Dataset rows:
--- Start ---
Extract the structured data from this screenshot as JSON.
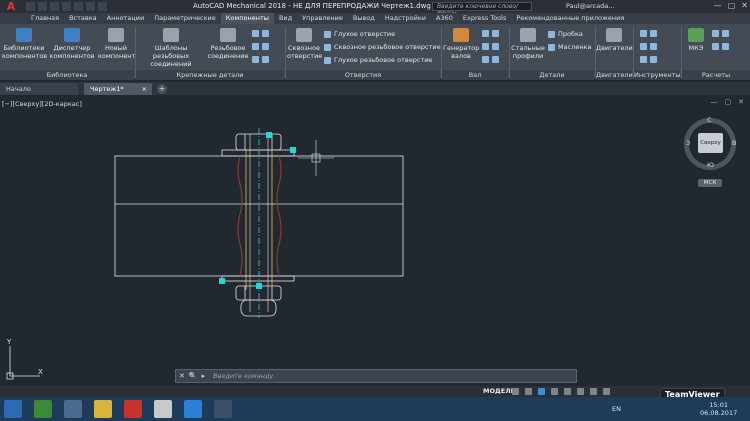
{
  "titlebar": {
    "logo": "A",
    "title": "AutoCAD Mechanical 2018 - НЕ ДЛЯ ПЕРЕПРОДАЖИ   Чертеж1.dwg",
    "search_placeholder": "Введите ключевое слово/фразу",
    "user": "Paul@arcada...",
    "minimize": "—",
    "maximize": "▢",
    "close": "✕"
  },
  "ribbon_tabs": [
    "Главная",
    "Вставка",
    "Аннотации",
    "Параметрические",
    "Компоненты",
    "Вид",
    "Управление",
    "Вывод",
    "Надстройки",
    "A360",
    "Express Tools",
    "Рекомендованные приложения"
  ],
  "active_tab": "Компоненты",
  "ribbon": {
    "library_btn": "Библиотеки компонентов",
    "manager_btn": "Диспетчер компонентов",
    "new_btn": "Новый компонент",
    "library_panel": "Библиотека",
    "thread_templates_btn": "Шаблоны резьбовых соединений",
    "thread_conn_btn": "Резьбовое соединение",
    "fasteners_panel": "Крепежные детали",
    "through_hole_btn": "Сквозное отверстие",
    "blind_hole": "Глухое отверстие",
    "through_thread_hole": "Сквозное резьбовое отверстие",
    "blind_thread_hole": "Глухое резьбовое отверстие",
    "holes_panel": "Отверстия",
    "shaft_gen_btn": "Генератор валов",
    "shaft_panel": "Вал",
    "steel_profiles_btn": "Стальные профили",
    "plug": "Пробка",
    "oiler": "Масленка",
    "details_panel": "Детали",
    "engines_btn": "Двигатели",
    "engines_panel": "Двигатели",
    "tools_panel": "Инструменты",
    "mcalc_btn": "МКЭ",
    "calc_panel": "Расчеты"
  },
  "file_tabs": {
    "start": "Начало",
    "drawing": "Чертеж1*",
    "close": "×",
    "add": "+"
  },
  "viewport": {
    "label": "[−][Сверху][2D-каркас]",
    "controls": [
      "—",
      "▢",
      "✕"
    ]
  },
  "viewcube": {
    "face": "Сверху",
    "north": "С",
    "south": "Ю",
    "west": "З",
    "east": "В",
    "wcs": "МСК"
  },
  "ucs": {
    "x": "X",
    "y": "Y"
  },
  "command": {
    "close": "✕",
    "search": "🔍",
    "prompt_icon": "▸",
    "placeholder": "Введите команду"
  },
  "status": {
    "model": "МОДЕЛЬ"
  },
  "taskbar": {
    "lang": "EN",
    "time": "15:01",
    "date": "06.08.2017",
    "teamviewer": "TeamViewer"
  },
  "colors": {
    "background": "#212830",
    "geometry": "#e8e8e8",
    "bolt_accent": "#e0c15a",
    "grip": "#27d6d6",
    "thread": "#8a3c2a"
  }
}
--- End ---
**Brief**: Reproduce the data verbatim. Do not carry any picture into the copy.

**Full output**:
Extract the structured data from this screenshot as JSON.
{
  "titlebar": {
    "logo": "A",
    "title": "AutoCAD Mechanical 2018 - НЕ ДЛЯ ПЕРЕПРОДАЖИ   Чертеж1.dwg",
    "search_placeholder": "Введите ключевое слово/фразу",
    "user": "Paul@arcada...",
    "minimize": "—",
    "maximize": "▢",
    "close": "✕"
  },
  "ribbon_tabs": [
    "Главная",
    "Вставка",
    "Аннотации",
    "Параметрические",
    "Компоненты",
    "Вид",
    "Управление",
    "Вывод",
    "Надстройки",
    "A360",
    "Express Tools",
    "Рекомендованные приложения"
  ],
  "active_tab": "Компоненты",
  "ribbon": {
    "library_btn": "Библиотеки компонентов",
    "manager_btn": "Диспетчер компонентов",
    "new_btn": "Новый компонент",
    "library_panel": "Библиотека",
    "thread_templates_btn": "Шаблоны резьбовых соединений",
    "thread_conn_btn": "Резьбовое соединение",
    "fasteners_panel": "Крепежные детали",
    "through_hole_btn": "Сквозное отверстие",
    "blind_hole": "Глухое отверстие",
    "through_thread_hole": "Сквозное резьбовое отверстие",
    "blind_thread_hole": "Глухое резьбовое отверстие",
    "holes_panel": "Отверстия",
    "shaft_gen_btn": "Генератор валов",
    "shaft_panel": "Вал",
    "steel_profiles_btn": "Стальные профили",
    "plug": "Пробка",
    "oiler": "Масленка",
    "details_panel": "Детали",
    "engines_btn": "Двигатели",
    "engines_panel": "Двигатели",
    "tools_panel": "Инструменты",
    "mcalc_btn": "МКЭ",
    "calc_panel": "Расчеты"
  },
  "file_tabs": {
    "start": "Начало",
    "drawing": "Чертеж1*",
    "close": "×",
    "add": "+"
  },
  "viewport": {
    "label": "[−][Сверху][2D-каркас]",
    "controls": [
      "—",
      "▢",
      "✕"
    ]
  },
  "viewcube": {
    "face": "Сверху",
    "north": "С",
    "south": "Ю",
    "west": "З",
    "east": "В",
    "wcs": "МСК"
  },
  "ucs": {
    "x": "X",
    "y": "Y"
  },
  "command": {
    "close": "✕",
    "search": "🔍",
    "prompt_icon": "▸",
    "placeholder": "Введите команду"
  },
  "status": {
    "model": "МОДЕЛЬ"
  },
  "taskbar": {
    "lang": "EN",
    "time": "15:01",
    "date": "06.08.2017",
    "teamviewer": "TeamViewer"
  },
  "colors": {
    "background": "#212830",
    "geometry": "#e8e8e8",
    "bolt_accent": "#e0c15a",
    "grip": "#27d6d6",
    "thread": "#8a3c2a"
  }
}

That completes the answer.